*Required work:* Print all records exactly, leaving nothing out.

*Exercise data:*
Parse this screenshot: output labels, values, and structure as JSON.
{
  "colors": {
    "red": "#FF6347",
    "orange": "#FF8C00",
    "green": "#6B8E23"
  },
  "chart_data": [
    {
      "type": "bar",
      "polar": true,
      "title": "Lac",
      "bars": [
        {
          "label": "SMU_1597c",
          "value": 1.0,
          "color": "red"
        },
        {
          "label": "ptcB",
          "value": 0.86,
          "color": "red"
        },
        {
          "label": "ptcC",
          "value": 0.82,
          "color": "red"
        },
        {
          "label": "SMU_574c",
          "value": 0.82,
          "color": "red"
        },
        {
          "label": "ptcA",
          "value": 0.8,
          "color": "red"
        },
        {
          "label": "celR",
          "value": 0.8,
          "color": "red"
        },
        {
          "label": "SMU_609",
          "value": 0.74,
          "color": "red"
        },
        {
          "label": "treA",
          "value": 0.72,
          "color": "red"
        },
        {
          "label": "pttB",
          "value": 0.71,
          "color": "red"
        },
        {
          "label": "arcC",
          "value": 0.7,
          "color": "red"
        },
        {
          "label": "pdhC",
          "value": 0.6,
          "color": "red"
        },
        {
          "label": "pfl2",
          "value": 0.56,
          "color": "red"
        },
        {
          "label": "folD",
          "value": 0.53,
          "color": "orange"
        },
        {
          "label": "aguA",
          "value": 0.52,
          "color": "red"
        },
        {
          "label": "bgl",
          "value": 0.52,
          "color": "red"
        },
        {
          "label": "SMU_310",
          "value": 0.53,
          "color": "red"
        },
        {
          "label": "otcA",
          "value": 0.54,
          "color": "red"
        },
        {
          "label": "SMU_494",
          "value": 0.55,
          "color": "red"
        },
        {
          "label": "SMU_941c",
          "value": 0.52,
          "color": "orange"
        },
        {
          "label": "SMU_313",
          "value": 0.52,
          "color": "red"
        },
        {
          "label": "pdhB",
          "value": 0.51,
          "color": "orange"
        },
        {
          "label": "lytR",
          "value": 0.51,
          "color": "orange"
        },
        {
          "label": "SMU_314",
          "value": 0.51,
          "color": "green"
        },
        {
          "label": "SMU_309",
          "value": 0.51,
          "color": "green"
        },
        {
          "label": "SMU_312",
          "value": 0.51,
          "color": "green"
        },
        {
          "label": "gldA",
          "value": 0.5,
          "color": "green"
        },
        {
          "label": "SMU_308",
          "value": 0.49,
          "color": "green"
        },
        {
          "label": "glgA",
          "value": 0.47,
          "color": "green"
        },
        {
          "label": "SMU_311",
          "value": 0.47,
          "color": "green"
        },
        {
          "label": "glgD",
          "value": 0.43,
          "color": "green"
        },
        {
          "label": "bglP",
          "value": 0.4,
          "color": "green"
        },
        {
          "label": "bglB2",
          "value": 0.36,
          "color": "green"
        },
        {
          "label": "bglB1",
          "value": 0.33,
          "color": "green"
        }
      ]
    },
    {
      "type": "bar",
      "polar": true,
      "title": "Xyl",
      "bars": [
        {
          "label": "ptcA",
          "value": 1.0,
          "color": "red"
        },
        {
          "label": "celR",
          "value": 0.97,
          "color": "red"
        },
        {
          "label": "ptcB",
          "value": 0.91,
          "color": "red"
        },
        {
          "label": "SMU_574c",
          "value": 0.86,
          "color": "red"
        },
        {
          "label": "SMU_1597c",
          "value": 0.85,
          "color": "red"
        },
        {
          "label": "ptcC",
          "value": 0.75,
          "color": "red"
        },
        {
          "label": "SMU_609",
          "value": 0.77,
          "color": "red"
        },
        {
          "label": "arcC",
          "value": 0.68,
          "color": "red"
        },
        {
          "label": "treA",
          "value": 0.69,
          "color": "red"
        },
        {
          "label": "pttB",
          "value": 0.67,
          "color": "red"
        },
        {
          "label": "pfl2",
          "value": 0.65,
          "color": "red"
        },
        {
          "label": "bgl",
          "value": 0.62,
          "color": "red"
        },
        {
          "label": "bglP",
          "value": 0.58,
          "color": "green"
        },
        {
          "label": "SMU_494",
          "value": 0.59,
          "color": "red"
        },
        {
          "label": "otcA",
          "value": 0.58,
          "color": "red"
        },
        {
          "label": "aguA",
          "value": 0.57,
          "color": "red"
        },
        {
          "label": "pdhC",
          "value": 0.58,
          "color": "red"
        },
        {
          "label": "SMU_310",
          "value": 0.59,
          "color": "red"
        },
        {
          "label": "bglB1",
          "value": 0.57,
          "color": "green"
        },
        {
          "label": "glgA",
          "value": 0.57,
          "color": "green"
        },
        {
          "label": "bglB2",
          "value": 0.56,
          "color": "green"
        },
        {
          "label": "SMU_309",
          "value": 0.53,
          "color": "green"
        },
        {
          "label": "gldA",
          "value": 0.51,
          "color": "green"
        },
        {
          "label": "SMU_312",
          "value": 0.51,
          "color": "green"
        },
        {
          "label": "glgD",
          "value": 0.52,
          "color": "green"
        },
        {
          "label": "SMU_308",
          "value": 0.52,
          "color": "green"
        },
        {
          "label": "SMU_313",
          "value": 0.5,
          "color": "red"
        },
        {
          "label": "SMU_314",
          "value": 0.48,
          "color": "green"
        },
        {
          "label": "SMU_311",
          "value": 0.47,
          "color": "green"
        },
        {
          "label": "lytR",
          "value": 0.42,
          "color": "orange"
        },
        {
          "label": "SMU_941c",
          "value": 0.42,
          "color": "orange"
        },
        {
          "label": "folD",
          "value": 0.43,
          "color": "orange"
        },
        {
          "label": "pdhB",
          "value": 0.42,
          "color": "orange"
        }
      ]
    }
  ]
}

*Finished exercise:*
Parse this screenshot: output labels, values, and structure as JSON.
{
  "colors": {
    "red": "#FF6347",
    "orange": "#FF8C00",
    "green": "#6B8E23"
  },
  "chart_data": [
    {
      "type": "bar",
      "polar": true,
      "title": "Lac",
      "bars": [
        {
          "label": "SMU_1597c",
          "value": 1.0,
          "color": "red"
        },
        {
          "label": "ptcB",
          "value": 0.86,
          "color": "red"
        },
        {
          "label": "ptcC",
          "value": 0.82,
          "color": "red"
        },
        {
          "label": "SMU_574c",
          "value": 0.82,
          "color": "red"
        },
        {
          "label": "ptcA",
          "value": 0.8,
          "color": "red"
        },
        {
          "label": "celR",
          "value": 0.8,
          "color": "red"
        },
        {
          "label": "SMU_609",
          "value": 0.74,
          "color": "red"
        },
        {
          "label": "treA",
          "value": 0.72,
          "color": "red"
        },
        {
          "label": "pttB",
          "value": 0.71,
          "color": "red"
        },
        {
          "label": "arcC",
          "value": 0.7,
          "color": "red"
        },
        {
          "label": "pdhC",
          "value": 0.6,
          "color": "red"
        },
        {
          "label": "pfl2",
          "value": 0.56,
          "color": "red"
        },
        {
          "label": "folD",
          "value": 0.53,
          "color": "orange"
        },
        {
          "label": "aguA",
          "value": 0.52,
          "color": "red"
        },
        {
          "label": "bgl",
          "value": 0.52,
          "color": "red"
        },
        {
          "label": "SMU_310",
          "value": 0.53,
          "color": "red"
        },
        {
          "label": "otcA",
          "value": 0.54,
          "color": "red"
        },
        {
          "label": "SMU_494",
          "value": 0.55,
          "color": "red"
        },
        {
          "label": "SMU_941c",
          "value": 0.52,
          "color": "orange"
        },
        {
          "label": "SMU_313",
          "value": 0.52,
          "color": "red"
        },
        {
          "label": "pdhB",
          "value": 0.51,
          "color": "orange"
        },
        {
          "label": "lytR",
          "value": 0.51,
          "color": "orange"
        },
        {
          "label": "SMU_314",
          "value": 0.51,
          "color": "green"
        },
        {
          "label": "SMU_309",
          "value": 0.51,
          "color": "green"
        },
        {
          "label": "SMU_312",
          "value": 0.51,
          "color": "green"
        },
        {
          "label": "gldA",
          "value": 0.5,
          "color": "green"
        },
        {
          "label": "SMU_308",
          "value": 0.49,
          "color": "green"
        },
        {
          "label": "glgA",
          "value": 0.47,
          "color": "green"
        },
        {
          "label": "SMU_311",
          "value": 0.47,
          "color": "green"
        },
        {
          "label": "glgD",
          "value": 0.43,
          "color": "green"
        },
        {
          "label": "bglP",
          "value": 0.4,
          "color": "green"
        },
        {
          "label": "bglB2",
          "value": 0.36,
          "color": "green"
        },
        {
          "label": "bglB1",
          "value": 0.33,
          "color": "green"
        }
      ]
    },
    {
      "type": "bar",
      "polar": true,
      "title": "Xyl",
      "bars": [
        {
          "label": "ptcA",
          "value": 1.0,
          "color": "red"
        },
        {
          "label": "celR",
          "value": 0.97,
          "color": "red"
        },
        {
          "label": "ptcB",
          "value": 0.91,
          "color": "red"
        },
        {
          "label": "SMU_574c",
          "value": 0.86,
          "color": "red"
        },
        {
          "label": "SMU_1597c",
          "value": 0.85,
          "color": "red"
        },
        {
          "label": "ptcC",
          "value": 0.75,
          "color": "red"
        },
        {
          "label": "SMU_609",
          "value": 0.77,
          "color": "red"
        },
        {
          "label": "arcC",
          "value": 0.68,
          "color": "red"
        },
        {
          "label": "treA",
          "value": 0.69,
          "color": "red"
        },
        {
          "label": "pttB",
          "value": 0.67,
          "color": "red"
        },
        {
          "label": "pfl2",
          "value": 0.65,
          "color": "red"
        },
        {
          "label": "bgl",
          "value": 0.62,
          "color": "red"
        },
        {
          "label": "bglP",
          "value": 0.58,
          "color": "green"
        },
        {
          "label": "SMU_494",
          "value": 0.59,
          "color": "red"
        },
        {
          "label": "otcA",
          "value": 0.58,
          "color": "red"
        },
        {
          "label": "aguA",
          "value": 0.57,
          "color": "red"
        },
        {
          "label": "pdhC",
          "value": 0.58,
          "color": "red"
        },
        {
          "label": "SMU_310",
          "value": 0.59,
          "color": "red"
        },
        {
          "label": "bglB1",
          "value": 0.57,
          "color": "green"
        },
        {
          "label": "glgA",
          "value": 0.57,
          "color": "green"
        },
        {
          "label": "bglB2",
          "value": 0.56,
          "color": "green"
        },
        {
          "label": "SMU_309",
          "value": 0.53,
          "color": "green"
        },
        {
          "label": "gldA",
          "value": 0.51,
          "color": "green"
        },
        {
          "label": "SMU_312",
          "value": 0.51,
          "color": "green"
        },
        {
          "label": "glgD",
          "value": 0.52,
          "color": "green"
        },
        {
          "label": "SMU_308",
          "value": 0.52,
          "color": "green"
        },
        {
          "label": "SMU_313",
          "value": 0.5,
          "color": "red"
        },
        {
          "label": "SMU_314",
          "value": 0.48,
          "color": "green"
        },
        {
          "label": "SMU_311",
          "value": 0.47,
          "color": "green"
        },
        {
          "label": "lytR",
          "value": 0.42,
          "color": "orange"
        },
        {
          "label": "SMU_941c",
          "value": 0.42,
          "color": "orange"
        },
        {
          "label": "folD",
          "value": 0.43,
          "color": "orange"
        },
        {
          "label": "pdhB",
          "value": 0.42,
          "color": "orange"
        }
      ]
    }
  ]
}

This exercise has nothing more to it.